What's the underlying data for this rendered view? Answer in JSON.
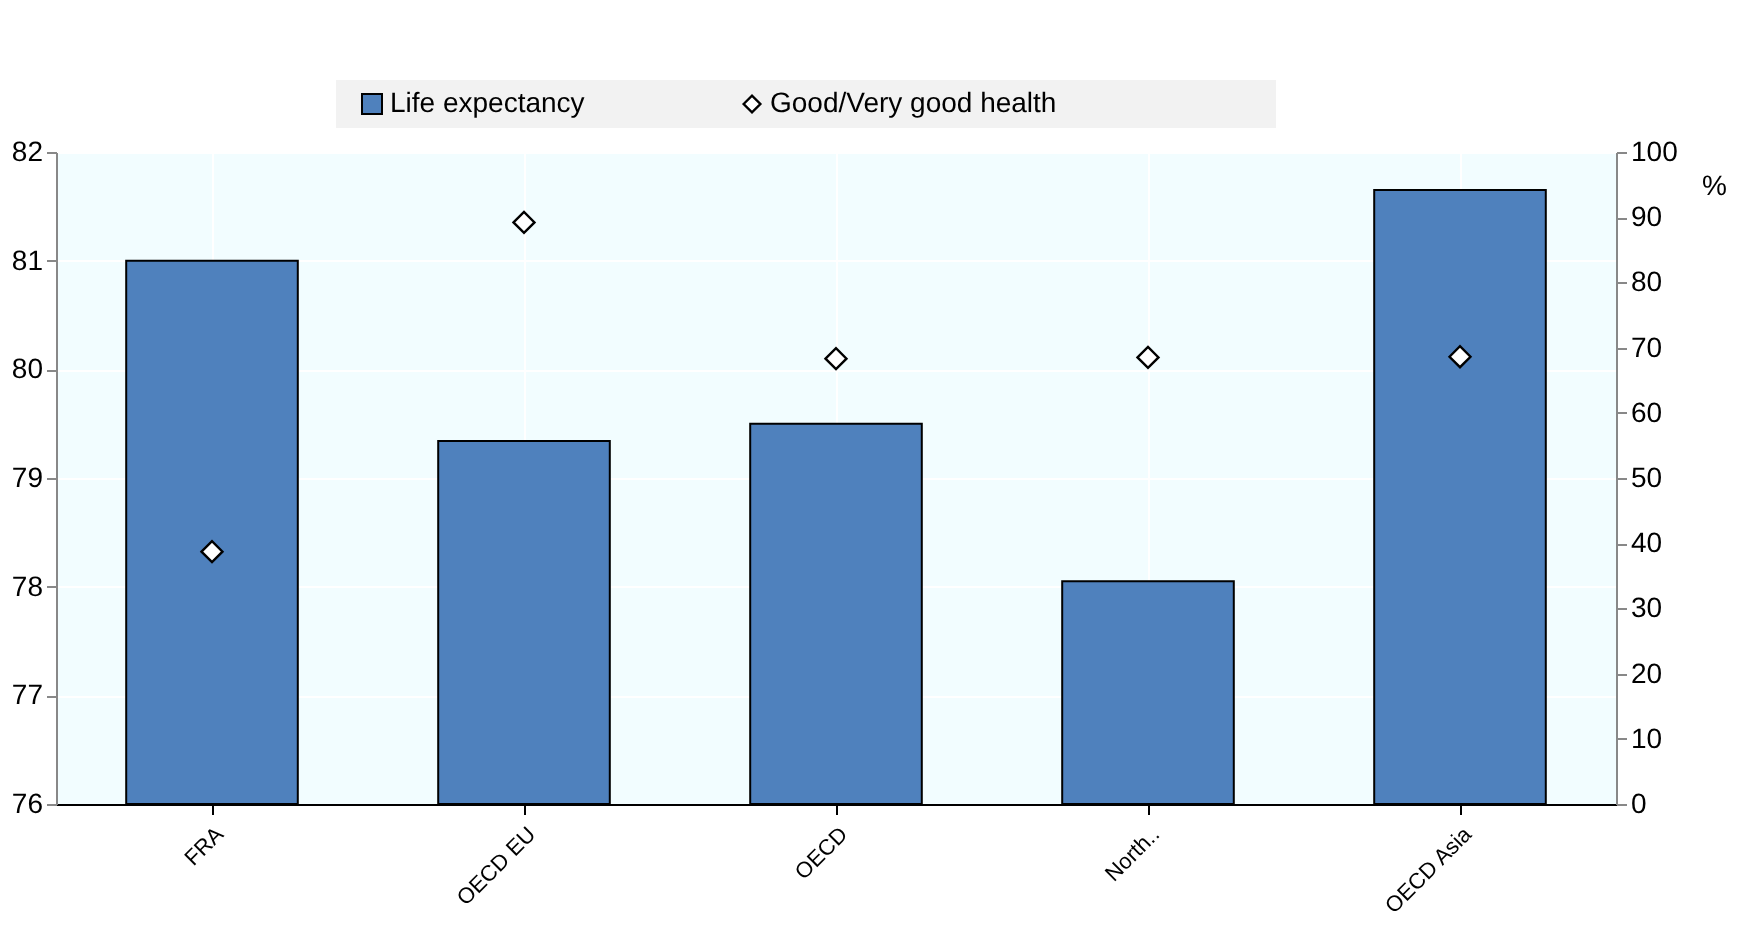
{
  "chart_data": {
    "type": "bar",
    "categories": [
      "FRA",
      "OECD EU",
      "OECD",
      "North..",
      "OECD Asia"
    ],
    "series": [
      {
        "name": "Life expectancy",
        "type": "bar",
        "color": "#4f81bd",
        "values": [
          81.0,
          79.34,
          79.5,
          78.05,
          81.65
        ]
      },
      {
        "name": "Good/Very good health",
        "type": "scatter",
        "axis": "y2",
        "color": "#ffffff",
        "values": [
          38.7,
          89.2,
          68.3,
          68.5,
          68.6
        ]
      }
    ],
    "ylim": [
      76,
      82
    ],
    "yticks": [
      76,
      77,
      78,
      79,
      80,
      81,
      82
    ],
    "y2lim": [
      0,
      100
    ],
    "y2ticks": [
      0,
      10,
      20,
      30,
      40,
      50,
      60,
      70,
      80,
      90,
      100
    ],
    "y2label": "%",
    "marker": "diamond",
    "legend": "top",
    "grid": true
  }
}
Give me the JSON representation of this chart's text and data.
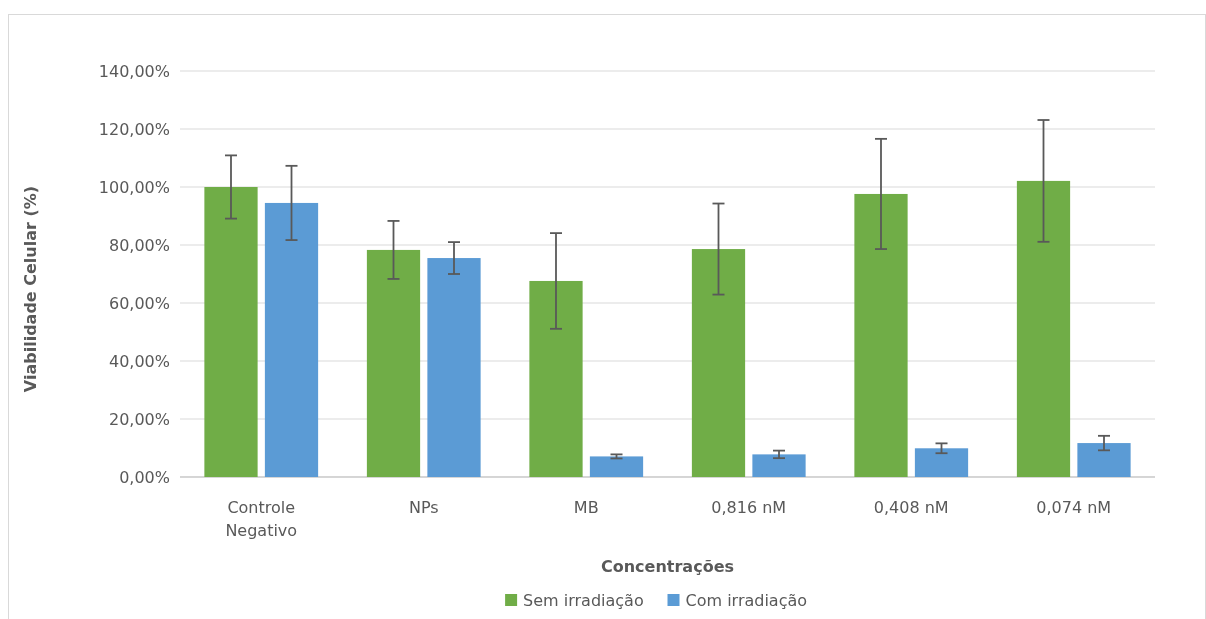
{
  "chart_data": {
    "type": "bar",
    "xlabel": "Concentrações",
    "ylabel": "Viabilidade Celular (%)",
    "categories": [
      "Controle Negativo",
      "NPs",
      "MB",
      "0,816 nM",
      "0,408 nM",
      "0,074 nM"
    ],
    "series": [
      {
        "name": "Sem irradiação",
        "color": "#70ad47",
        "values": [
          100,
          78.3,
          67.6,
          78.6,
          97.6,
          102.1
        ],
        "errors": [
          10.9,
          10,
          16.5,
          15.7,
          19,
          21
        ]
      },
      {
        "name": "Com irradiação",
        "color": "#5b9bd5",
        "values": [
          94.5,
          75.5,
          7.1,
          7.8,
          9.9,
          11.7
        ],
        "errors": [
          12.8,
          5.5,
          0.7,
          1.3,
          1.7,
          2.5
        ]
      }
    ],
    "ylim": [
      0,
      140
    ],
    "yticks": [
      {
        "value": 0,
        "label": "0,00%"
      },
      {
        "value": 20,
        "label": "20,00%"
      },
      {
        "value": 40,
        "label": "40,00%"
      },
      {
        "value": 60,
        "label": "60,00%"
      },
      {
        "value": 80,
        "label": "80,00%"
      },
      {
        "value": 100,
        "label": "100,00%"
      },
      {
        "value": 120,
        "label": "120,00%"
      },
      {
        "value": 140,
        "label": "140,00%"
      }
    ],
    "grid": "y",
    "legend": "bottom"
  }
}
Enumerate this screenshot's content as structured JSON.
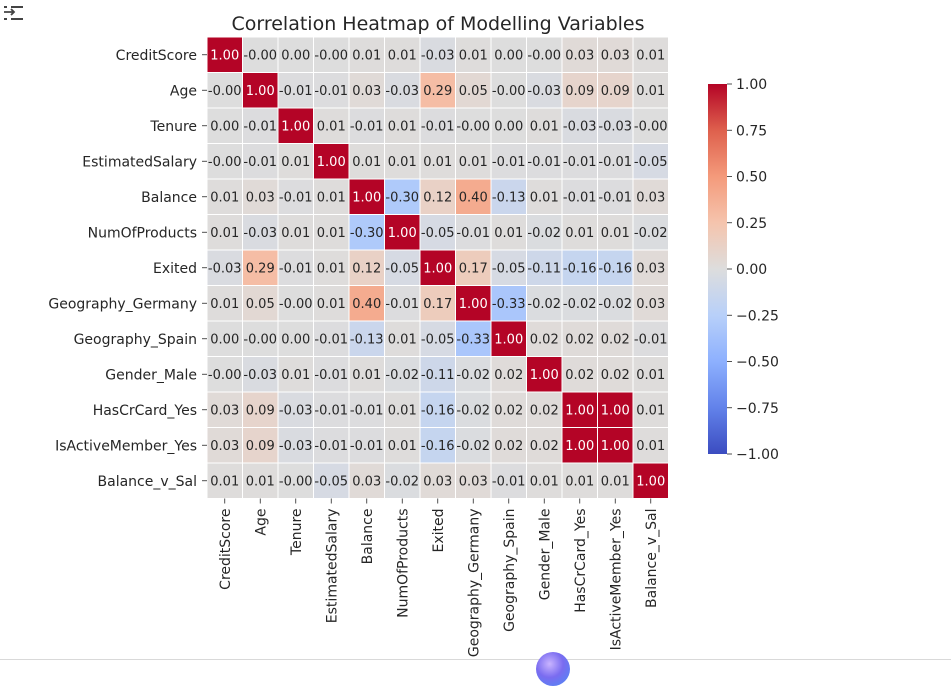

+++++

- [PROBLEM TO WORK ON] Find how many lines include the string "color" and report that number alone.

- [EXERCISE RESULT] 4